_Material provided_
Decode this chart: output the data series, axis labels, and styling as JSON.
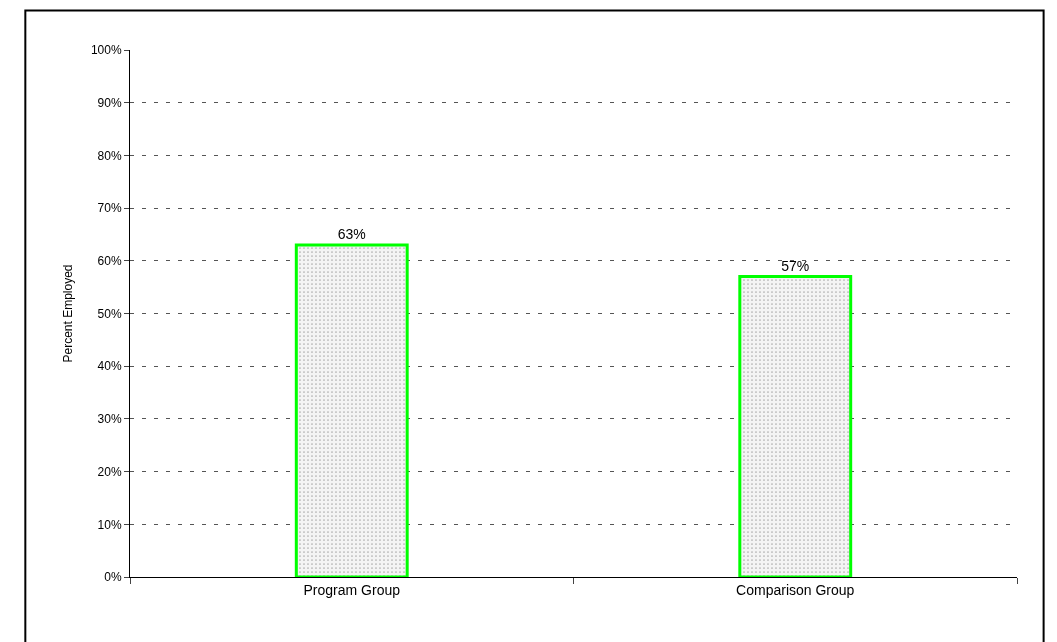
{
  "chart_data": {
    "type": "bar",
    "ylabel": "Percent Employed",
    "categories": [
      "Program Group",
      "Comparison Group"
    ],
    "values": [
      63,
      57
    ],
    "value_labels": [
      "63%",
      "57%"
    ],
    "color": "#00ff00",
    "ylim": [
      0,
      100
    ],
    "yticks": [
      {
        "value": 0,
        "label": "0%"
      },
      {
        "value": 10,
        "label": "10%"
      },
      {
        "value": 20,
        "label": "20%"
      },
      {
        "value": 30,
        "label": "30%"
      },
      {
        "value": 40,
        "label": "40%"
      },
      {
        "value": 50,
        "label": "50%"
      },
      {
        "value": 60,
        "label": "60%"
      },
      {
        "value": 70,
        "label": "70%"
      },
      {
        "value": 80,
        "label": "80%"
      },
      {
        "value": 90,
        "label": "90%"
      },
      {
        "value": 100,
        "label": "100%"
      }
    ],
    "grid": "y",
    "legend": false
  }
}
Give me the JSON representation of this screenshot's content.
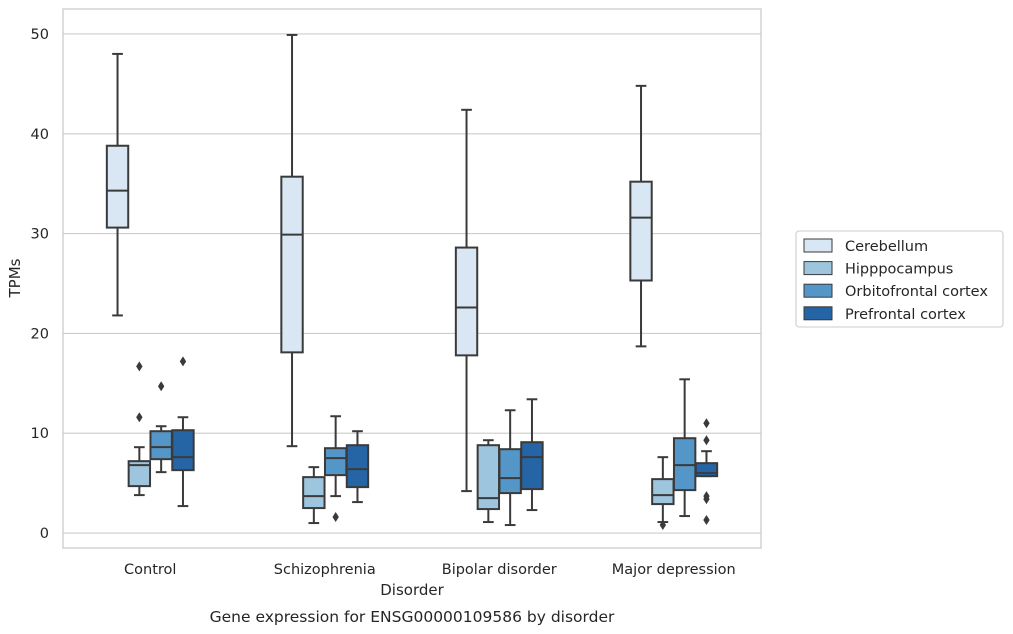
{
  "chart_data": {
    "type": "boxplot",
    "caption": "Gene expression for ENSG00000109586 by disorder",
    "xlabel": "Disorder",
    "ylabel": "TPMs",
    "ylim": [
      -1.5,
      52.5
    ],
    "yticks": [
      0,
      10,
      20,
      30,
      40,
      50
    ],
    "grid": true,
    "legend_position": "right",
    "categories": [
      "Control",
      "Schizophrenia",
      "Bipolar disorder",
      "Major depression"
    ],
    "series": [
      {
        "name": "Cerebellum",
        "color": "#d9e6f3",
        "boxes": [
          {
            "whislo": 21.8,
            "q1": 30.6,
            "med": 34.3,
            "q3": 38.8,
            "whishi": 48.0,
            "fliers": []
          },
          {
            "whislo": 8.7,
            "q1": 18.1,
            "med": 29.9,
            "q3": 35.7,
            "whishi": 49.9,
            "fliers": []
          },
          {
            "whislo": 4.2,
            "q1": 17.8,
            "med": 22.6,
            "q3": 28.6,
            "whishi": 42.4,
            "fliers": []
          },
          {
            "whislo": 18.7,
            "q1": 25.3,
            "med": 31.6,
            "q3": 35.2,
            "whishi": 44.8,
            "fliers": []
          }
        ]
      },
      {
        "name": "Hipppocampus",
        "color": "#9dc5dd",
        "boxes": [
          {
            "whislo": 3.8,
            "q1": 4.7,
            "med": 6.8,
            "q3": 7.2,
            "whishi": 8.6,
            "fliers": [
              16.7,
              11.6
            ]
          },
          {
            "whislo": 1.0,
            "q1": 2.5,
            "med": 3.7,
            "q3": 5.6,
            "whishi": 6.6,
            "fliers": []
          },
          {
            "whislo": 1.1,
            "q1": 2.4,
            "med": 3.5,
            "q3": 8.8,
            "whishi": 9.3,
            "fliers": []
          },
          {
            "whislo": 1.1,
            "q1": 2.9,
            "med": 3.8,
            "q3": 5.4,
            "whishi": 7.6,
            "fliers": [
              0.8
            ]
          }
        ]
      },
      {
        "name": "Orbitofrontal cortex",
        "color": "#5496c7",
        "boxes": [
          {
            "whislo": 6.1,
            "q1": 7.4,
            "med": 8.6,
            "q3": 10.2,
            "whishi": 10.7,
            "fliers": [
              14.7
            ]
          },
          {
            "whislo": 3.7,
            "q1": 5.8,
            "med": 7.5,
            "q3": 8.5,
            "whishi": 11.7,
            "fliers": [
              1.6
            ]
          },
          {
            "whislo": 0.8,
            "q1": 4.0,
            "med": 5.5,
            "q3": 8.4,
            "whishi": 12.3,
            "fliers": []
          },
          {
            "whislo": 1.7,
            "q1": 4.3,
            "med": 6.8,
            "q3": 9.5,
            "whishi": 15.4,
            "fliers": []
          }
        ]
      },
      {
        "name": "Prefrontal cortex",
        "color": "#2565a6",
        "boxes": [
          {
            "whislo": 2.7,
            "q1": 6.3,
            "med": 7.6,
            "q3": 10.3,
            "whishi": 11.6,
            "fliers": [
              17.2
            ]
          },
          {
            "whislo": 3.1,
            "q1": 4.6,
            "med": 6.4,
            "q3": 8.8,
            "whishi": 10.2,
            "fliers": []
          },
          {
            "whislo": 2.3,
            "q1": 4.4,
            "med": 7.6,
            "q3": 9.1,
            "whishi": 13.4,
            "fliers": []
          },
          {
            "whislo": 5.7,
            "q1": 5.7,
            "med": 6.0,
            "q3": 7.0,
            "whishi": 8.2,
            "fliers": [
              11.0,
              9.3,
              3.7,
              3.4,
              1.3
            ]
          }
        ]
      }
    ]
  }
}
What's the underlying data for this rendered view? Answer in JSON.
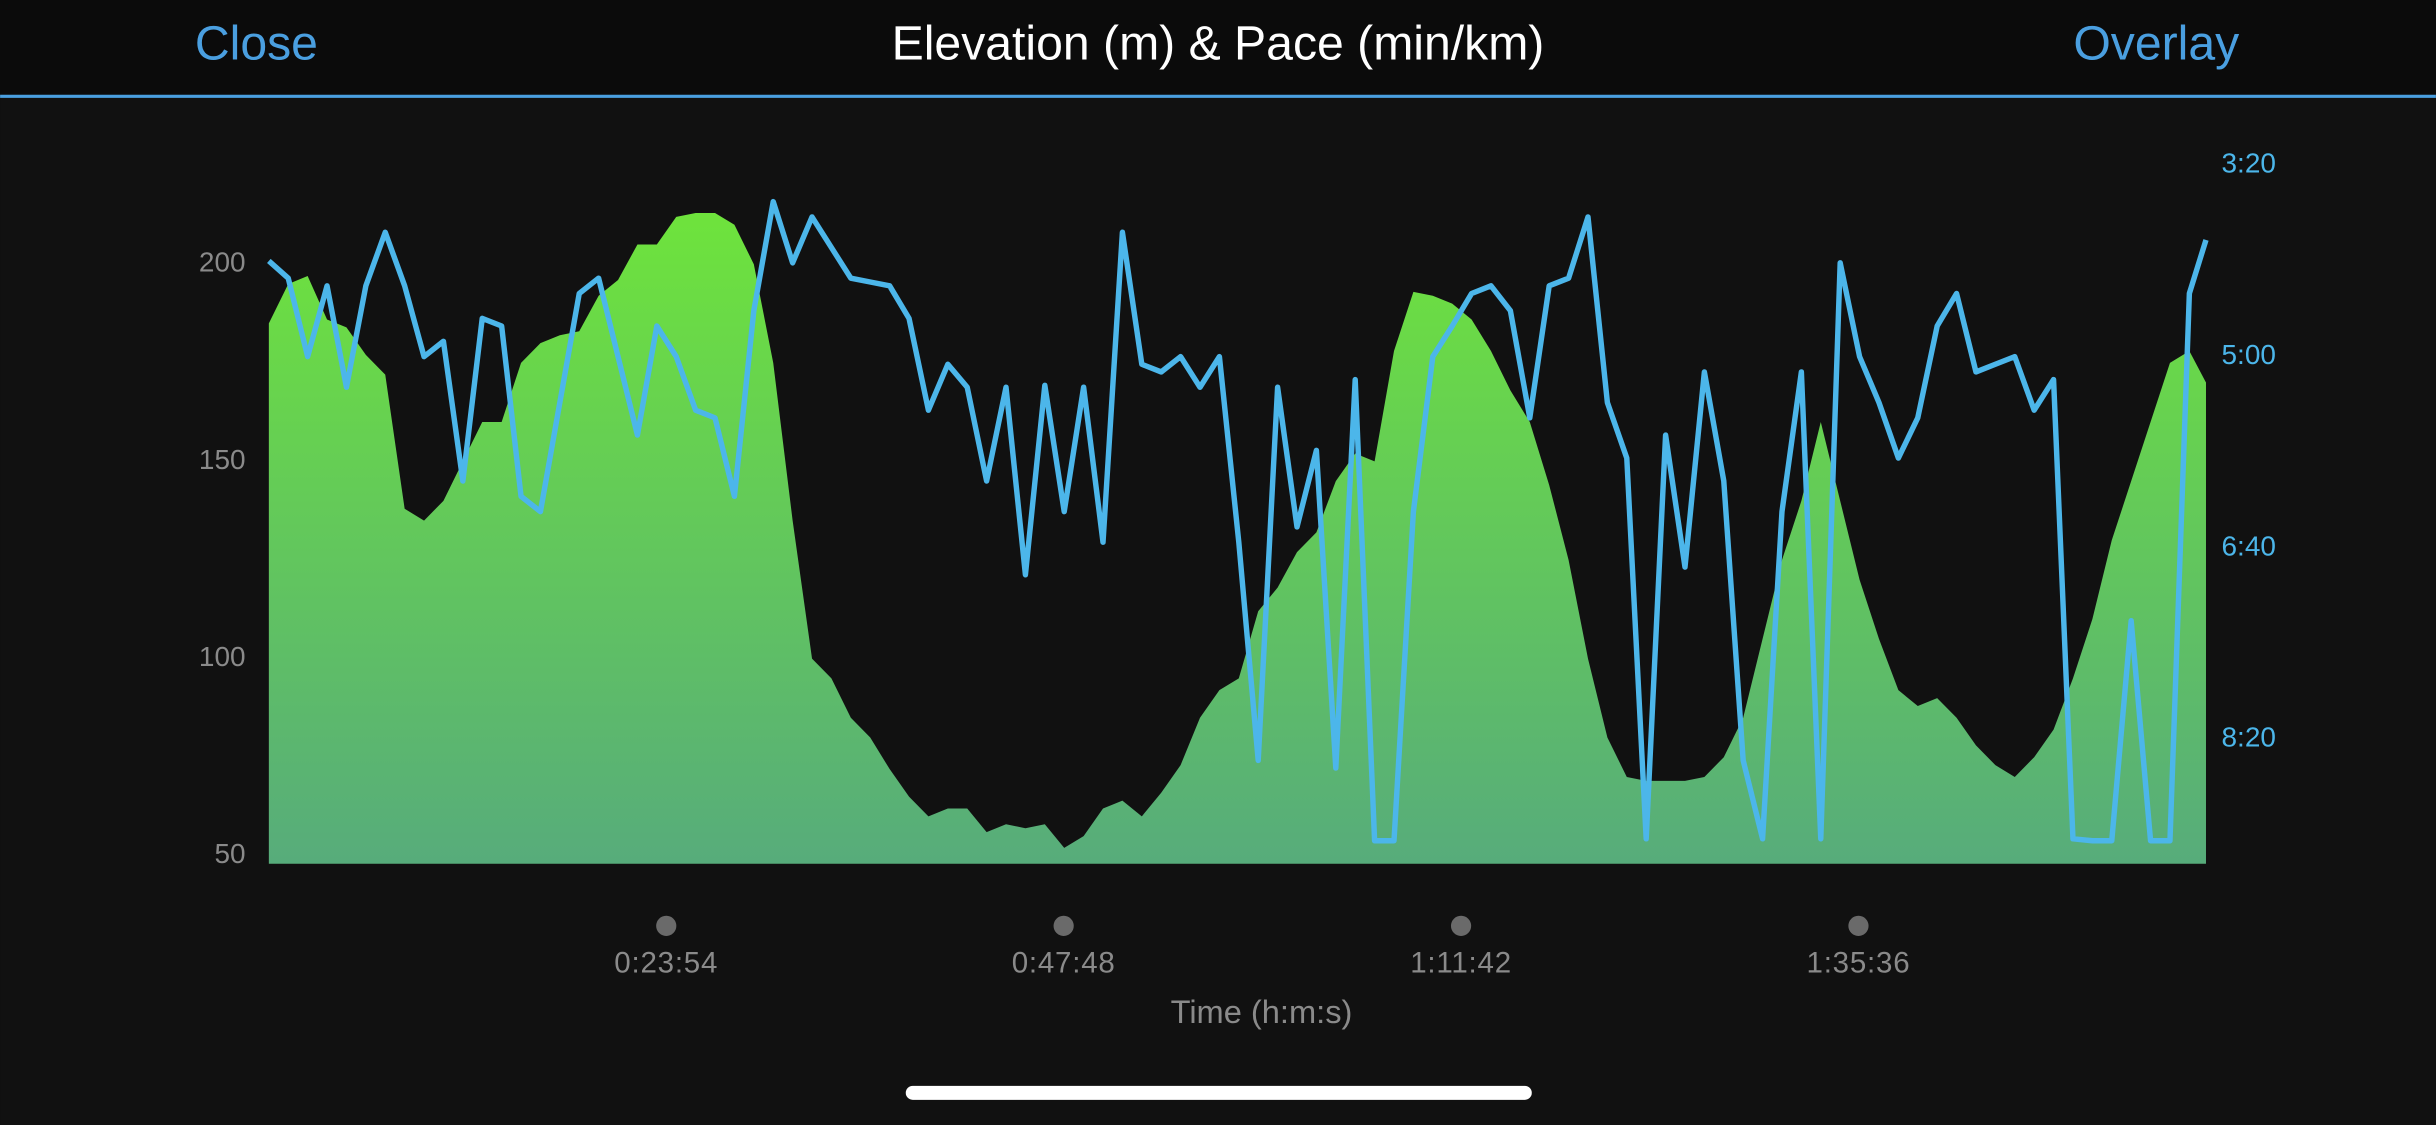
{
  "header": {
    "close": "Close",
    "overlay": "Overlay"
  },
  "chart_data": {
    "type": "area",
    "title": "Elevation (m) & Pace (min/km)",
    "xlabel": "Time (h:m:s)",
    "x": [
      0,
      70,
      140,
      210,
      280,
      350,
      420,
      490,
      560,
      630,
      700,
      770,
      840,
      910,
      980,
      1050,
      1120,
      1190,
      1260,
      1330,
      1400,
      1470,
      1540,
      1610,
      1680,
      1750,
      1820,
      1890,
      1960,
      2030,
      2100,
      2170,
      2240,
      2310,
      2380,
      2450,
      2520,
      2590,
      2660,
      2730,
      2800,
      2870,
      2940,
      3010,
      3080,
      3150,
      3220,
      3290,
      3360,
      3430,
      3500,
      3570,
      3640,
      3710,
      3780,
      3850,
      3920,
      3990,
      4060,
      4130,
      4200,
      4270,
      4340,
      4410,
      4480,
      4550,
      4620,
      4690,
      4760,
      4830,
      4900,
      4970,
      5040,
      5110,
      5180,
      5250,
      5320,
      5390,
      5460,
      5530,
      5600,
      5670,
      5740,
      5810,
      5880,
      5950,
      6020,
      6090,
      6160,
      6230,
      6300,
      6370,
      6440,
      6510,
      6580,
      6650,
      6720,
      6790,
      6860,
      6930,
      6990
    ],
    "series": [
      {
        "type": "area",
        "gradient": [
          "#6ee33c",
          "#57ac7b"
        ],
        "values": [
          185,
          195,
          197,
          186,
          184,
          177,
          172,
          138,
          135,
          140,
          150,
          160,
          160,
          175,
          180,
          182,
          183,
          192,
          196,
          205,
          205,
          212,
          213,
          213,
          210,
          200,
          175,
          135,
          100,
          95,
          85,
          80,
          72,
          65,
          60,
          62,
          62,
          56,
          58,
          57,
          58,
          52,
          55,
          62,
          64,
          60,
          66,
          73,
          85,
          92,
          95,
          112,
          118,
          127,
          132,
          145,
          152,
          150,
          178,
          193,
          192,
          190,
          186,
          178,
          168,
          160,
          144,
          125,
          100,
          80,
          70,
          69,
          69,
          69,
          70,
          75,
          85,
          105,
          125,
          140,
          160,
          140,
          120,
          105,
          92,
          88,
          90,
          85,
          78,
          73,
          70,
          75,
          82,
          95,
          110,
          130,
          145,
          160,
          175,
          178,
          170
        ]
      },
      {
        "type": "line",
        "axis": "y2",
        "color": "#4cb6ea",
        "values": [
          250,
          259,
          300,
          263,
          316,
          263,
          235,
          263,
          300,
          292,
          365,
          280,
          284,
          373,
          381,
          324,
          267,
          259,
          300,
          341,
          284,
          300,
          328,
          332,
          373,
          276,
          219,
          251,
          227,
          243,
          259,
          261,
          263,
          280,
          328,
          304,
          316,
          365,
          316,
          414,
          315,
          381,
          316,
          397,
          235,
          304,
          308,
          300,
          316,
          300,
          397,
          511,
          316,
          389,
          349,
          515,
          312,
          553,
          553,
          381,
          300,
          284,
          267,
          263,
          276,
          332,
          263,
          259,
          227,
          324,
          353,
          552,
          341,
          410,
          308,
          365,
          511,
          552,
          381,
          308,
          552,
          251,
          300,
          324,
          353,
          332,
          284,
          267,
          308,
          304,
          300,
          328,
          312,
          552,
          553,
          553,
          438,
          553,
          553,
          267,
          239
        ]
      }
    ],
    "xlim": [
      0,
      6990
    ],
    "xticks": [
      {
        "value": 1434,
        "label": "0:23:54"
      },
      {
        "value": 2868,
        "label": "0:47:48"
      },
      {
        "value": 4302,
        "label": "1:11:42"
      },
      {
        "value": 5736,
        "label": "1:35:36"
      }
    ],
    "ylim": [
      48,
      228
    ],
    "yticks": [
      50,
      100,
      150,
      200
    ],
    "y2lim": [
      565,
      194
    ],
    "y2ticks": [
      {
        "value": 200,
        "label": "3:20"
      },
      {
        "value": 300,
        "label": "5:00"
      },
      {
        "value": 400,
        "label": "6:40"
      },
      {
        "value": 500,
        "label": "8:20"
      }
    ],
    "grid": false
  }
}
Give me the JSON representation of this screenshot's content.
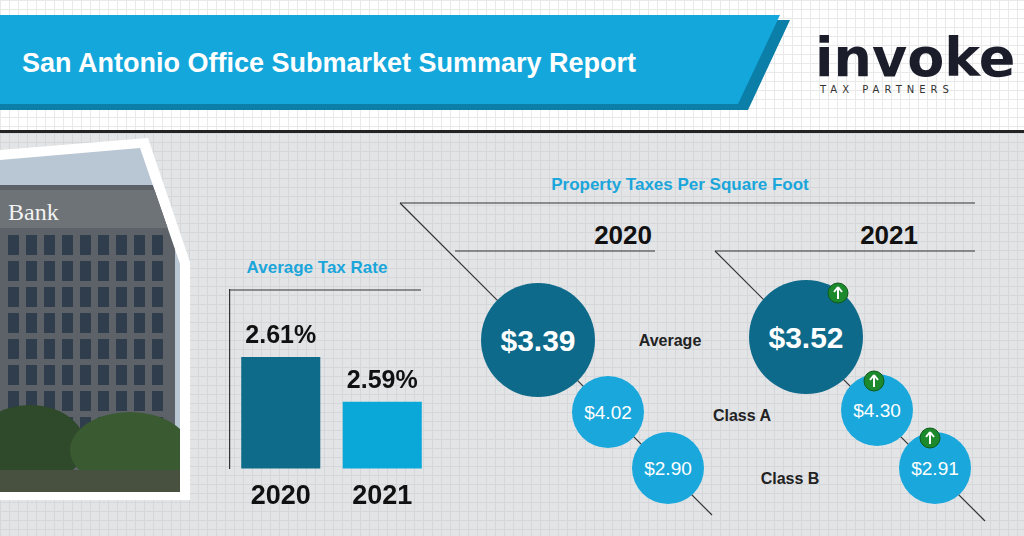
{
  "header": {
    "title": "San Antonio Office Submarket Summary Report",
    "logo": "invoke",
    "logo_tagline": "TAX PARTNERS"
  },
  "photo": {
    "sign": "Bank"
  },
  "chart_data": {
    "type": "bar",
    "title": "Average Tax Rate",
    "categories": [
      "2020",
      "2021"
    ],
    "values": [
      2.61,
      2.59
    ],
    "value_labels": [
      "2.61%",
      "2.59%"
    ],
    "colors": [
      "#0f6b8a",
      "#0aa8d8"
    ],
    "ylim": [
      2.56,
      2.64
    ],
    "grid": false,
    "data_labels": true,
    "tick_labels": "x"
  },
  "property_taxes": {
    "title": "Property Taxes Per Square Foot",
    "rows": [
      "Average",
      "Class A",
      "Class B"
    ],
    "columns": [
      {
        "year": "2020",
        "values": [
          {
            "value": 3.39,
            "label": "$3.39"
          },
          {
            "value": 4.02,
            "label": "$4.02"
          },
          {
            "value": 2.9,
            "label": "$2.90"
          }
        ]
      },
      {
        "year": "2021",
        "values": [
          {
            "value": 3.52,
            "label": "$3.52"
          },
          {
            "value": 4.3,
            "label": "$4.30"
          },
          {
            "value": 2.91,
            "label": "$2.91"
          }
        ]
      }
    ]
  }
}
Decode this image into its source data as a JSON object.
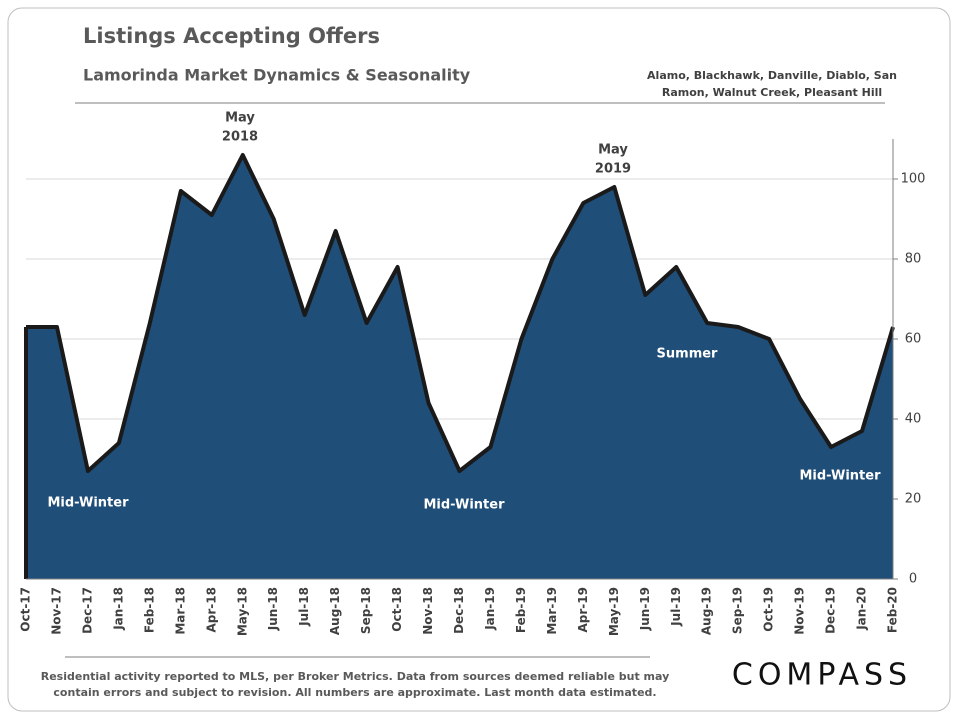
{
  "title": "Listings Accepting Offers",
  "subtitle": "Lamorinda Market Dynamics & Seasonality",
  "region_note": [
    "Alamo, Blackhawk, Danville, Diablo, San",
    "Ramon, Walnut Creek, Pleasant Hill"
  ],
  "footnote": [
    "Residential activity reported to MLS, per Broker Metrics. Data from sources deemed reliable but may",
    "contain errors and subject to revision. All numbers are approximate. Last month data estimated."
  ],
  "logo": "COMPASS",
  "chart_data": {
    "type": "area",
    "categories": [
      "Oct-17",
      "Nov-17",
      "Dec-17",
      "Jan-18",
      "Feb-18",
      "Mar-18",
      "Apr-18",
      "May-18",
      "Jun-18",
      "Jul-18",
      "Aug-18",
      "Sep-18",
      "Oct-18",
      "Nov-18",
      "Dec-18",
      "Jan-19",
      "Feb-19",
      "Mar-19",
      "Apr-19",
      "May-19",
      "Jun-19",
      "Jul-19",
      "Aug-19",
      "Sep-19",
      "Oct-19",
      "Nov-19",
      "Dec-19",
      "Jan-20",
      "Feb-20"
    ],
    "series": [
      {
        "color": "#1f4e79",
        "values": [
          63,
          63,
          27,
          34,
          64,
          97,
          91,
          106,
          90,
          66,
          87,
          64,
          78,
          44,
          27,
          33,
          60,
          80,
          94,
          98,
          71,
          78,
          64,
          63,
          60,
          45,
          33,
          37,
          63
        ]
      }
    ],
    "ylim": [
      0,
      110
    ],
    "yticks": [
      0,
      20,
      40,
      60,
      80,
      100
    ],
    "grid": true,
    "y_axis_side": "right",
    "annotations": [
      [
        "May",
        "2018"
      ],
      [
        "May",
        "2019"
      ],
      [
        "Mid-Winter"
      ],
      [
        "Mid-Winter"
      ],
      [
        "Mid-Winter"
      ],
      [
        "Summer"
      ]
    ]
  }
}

_Written task_
Take each line containing the string "this" and copy it out.

_The result_
Decode this chart: output the data series, axis labels, and styling as JSON.
Give me the JSON representation of this screenshot's content.
What's the underlying data for this rendered view? Answer in JSON.
Give me the JSON representation of this screenshot's content.
Decode this image into its source data as a JSON object.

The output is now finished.